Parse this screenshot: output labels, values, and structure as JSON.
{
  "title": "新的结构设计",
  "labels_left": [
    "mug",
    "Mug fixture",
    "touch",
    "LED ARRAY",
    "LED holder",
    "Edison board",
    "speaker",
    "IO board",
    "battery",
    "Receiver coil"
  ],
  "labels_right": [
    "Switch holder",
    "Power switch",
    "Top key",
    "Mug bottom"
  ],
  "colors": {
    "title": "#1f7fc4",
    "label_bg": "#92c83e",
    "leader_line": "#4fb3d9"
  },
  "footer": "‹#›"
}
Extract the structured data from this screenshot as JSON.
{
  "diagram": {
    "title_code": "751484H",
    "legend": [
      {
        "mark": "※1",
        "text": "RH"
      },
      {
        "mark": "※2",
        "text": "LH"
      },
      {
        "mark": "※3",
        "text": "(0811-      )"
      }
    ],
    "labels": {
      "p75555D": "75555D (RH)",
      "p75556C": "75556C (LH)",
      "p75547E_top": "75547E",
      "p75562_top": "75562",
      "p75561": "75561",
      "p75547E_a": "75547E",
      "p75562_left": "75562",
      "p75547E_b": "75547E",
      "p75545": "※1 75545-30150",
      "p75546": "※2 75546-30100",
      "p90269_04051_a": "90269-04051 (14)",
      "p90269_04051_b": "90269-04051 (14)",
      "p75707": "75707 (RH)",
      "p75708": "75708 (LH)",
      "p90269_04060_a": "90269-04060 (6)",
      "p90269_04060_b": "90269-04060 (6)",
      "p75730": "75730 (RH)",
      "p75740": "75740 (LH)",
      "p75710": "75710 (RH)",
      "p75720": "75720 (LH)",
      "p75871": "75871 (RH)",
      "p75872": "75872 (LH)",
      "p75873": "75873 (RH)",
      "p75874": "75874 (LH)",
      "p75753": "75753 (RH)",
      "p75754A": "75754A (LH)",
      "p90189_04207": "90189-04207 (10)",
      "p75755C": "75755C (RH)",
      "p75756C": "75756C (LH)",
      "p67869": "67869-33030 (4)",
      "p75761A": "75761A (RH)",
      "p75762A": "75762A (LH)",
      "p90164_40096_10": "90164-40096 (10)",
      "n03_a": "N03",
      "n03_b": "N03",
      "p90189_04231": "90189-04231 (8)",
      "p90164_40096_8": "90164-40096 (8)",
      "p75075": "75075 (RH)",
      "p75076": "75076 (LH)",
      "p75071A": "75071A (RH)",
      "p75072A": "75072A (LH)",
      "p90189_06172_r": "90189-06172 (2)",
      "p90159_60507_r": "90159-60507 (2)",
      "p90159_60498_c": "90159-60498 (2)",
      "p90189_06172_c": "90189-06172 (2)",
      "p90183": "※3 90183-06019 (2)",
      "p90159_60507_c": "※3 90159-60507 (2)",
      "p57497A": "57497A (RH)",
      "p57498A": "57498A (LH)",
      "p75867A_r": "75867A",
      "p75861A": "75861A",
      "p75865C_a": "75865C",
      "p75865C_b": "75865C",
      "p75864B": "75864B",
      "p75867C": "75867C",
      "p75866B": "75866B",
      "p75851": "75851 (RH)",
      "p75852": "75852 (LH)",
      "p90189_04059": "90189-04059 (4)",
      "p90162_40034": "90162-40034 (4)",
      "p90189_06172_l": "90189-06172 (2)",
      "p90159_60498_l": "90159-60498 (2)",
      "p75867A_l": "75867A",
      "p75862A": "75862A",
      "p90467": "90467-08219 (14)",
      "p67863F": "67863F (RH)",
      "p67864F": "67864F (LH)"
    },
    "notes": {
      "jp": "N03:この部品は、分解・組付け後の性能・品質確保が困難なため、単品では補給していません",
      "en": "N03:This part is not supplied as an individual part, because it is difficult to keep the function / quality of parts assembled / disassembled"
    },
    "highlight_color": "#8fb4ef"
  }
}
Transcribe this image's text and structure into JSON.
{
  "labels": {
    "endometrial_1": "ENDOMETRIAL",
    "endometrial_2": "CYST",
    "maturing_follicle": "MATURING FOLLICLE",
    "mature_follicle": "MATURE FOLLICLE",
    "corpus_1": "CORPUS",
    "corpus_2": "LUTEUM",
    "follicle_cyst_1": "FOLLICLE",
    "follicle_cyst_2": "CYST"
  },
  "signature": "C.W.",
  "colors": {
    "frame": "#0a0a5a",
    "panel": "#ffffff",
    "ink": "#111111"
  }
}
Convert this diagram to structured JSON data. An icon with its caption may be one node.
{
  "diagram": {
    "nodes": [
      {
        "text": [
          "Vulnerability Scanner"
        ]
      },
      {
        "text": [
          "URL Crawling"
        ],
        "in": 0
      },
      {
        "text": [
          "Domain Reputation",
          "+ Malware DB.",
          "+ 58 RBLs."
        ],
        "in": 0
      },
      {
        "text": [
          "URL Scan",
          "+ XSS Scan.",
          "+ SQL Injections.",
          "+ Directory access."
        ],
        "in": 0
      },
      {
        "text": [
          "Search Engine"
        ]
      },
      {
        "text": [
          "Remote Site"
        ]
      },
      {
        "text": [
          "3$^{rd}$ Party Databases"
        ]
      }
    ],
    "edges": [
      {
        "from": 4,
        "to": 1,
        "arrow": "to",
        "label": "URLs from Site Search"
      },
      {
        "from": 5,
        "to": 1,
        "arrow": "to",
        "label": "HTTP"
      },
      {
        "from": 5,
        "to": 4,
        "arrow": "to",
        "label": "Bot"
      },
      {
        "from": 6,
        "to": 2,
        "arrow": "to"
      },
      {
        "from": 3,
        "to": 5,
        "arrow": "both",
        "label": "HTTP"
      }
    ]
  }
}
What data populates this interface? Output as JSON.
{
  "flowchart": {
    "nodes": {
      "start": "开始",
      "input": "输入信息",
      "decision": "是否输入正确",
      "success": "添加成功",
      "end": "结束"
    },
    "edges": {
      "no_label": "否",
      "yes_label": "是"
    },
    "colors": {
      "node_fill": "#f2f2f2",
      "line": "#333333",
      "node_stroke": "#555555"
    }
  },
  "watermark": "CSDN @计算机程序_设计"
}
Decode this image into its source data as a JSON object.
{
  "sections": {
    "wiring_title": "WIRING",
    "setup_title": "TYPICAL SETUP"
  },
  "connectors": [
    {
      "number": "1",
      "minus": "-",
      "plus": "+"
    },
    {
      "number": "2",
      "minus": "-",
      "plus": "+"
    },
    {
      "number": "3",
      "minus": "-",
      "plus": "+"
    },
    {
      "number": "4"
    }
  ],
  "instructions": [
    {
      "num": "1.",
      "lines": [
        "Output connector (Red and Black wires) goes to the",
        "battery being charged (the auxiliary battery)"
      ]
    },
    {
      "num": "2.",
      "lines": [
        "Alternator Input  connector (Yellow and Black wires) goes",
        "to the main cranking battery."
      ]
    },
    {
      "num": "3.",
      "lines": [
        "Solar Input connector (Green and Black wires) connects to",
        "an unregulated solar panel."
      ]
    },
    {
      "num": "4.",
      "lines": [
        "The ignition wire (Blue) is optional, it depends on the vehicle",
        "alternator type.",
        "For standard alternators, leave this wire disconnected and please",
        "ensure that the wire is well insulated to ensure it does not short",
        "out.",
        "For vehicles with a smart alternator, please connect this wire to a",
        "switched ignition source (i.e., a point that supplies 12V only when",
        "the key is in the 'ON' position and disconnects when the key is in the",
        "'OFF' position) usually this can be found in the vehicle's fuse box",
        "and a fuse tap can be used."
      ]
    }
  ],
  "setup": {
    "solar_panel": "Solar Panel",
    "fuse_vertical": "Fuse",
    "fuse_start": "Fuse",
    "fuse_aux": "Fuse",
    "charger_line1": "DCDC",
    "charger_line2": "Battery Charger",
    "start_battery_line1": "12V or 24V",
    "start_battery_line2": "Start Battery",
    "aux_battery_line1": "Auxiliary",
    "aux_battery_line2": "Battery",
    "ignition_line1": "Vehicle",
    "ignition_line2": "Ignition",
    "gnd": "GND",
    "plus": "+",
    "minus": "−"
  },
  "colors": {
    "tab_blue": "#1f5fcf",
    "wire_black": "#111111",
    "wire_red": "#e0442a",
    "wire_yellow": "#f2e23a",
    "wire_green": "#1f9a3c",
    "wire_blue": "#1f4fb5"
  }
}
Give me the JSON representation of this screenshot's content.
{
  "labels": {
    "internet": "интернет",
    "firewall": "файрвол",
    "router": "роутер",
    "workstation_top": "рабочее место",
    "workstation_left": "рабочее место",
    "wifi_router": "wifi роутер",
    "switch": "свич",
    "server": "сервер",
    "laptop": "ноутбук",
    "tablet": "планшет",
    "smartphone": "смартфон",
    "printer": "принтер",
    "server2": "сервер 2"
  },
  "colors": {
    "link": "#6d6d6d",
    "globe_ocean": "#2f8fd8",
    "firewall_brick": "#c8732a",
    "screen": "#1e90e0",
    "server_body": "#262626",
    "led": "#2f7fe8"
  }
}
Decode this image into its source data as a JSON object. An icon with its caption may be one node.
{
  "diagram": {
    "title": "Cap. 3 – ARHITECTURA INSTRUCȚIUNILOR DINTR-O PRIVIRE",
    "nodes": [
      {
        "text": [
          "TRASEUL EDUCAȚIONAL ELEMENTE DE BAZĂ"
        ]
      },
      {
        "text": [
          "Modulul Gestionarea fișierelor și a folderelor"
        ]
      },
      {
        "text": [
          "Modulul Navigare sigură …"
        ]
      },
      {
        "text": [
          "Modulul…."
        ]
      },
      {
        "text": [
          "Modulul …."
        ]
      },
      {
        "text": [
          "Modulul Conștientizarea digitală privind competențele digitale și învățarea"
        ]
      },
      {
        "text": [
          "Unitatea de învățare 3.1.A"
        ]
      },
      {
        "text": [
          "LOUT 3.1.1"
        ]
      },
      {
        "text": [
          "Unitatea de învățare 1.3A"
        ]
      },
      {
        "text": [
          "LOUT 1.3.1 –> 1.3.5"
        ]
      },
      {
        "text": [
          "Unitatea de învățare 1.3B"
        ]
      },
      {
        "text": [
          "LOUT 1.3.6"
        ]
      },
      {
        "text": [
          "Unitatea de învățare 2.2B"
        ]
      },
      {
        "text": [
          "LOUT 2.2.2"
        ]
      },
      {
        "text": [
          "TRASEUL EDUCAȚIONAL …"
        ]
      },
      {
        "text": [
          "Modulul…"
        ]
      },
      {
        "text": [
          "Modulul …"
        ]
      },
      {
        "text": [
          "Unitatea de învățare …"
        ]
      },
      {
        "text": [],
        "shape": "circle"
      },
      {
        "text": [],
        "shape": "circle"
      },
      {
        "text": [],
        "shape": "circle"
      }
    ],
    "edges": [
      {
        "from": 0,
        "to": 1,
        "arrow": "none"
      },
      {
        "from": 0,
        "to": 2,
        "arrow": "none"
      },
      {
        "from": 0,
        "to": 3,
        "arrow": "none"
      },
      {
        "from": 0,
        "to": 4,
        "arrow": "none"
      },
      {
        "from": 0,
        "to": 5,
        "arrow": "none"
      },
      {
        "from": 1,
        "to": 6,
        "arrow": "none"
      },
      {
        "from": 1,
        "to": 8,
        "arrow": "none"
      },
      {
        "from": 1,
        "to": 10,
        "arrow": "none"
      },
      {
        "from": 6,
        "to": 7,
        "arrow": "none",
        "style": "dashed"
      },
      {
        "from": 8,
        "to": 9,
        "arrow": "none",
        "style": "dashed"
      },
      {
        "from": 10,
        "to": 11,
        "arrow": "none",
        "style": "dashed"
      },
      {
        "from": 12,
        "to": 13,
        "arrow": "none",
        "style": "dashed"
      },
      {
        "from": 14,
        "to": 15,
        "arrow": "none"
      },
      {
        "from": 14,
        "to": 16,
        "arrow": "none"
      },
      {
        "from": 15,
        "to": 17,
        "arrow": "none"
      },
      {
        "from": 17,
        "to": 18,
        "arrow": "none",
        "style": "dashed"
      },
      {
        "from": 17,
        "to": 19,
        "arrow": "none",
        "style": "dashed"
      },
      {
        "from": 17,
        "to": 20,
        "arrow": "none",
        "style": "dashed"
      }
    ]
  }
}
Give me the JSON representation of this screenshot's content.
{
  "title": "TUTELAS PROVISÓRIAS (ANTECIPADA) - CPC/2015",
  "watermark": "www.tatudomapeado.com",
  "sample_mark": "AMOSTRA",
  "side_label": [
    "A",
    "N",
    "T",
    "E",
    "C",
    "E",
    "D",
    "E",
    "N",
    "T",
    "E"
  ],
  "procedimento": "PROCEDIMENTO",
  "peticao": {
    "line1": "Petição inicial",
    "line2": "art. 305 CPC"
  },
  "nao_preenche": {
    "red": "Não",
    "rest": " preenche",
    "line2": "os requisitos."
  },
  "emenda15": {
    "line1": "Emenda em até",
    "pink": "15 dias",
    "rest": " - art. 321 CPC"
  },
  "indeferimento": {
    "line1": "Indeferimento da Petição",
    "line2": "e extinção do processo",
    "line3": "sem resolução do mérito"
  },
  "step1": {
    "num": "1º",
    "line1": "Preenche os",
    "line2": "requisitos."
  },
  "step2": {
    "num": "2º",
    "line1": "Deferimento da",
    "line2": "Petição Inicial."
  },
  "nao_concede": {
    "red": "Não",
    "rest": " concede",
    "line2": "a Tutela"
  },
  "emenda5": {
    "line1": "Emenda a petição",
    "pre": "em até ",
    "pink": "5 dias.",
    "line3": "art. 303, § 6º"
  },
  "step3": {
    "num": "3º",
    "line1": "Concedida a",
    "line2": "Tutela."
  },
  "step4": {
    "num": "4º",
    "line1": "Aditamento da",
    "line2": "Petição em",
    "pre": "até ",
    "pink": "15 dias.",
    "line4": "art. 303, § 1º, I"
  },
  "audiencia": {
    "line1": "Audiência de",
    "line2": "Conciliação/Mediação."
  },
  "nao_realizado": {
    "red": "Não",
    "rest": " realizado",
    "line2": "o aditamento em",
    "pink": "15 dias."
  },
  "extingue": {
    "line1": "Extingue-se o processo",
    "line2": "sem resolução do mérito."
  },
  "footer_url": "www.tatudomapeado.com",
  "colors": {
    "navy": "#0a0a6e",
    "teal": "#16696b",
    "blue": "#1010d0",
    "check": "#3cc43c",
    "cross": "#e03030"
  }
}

• Stated exercise
Each line in the listing above either holds the string "position" or does not; state how many do, giving the number only.

• Response to the task
2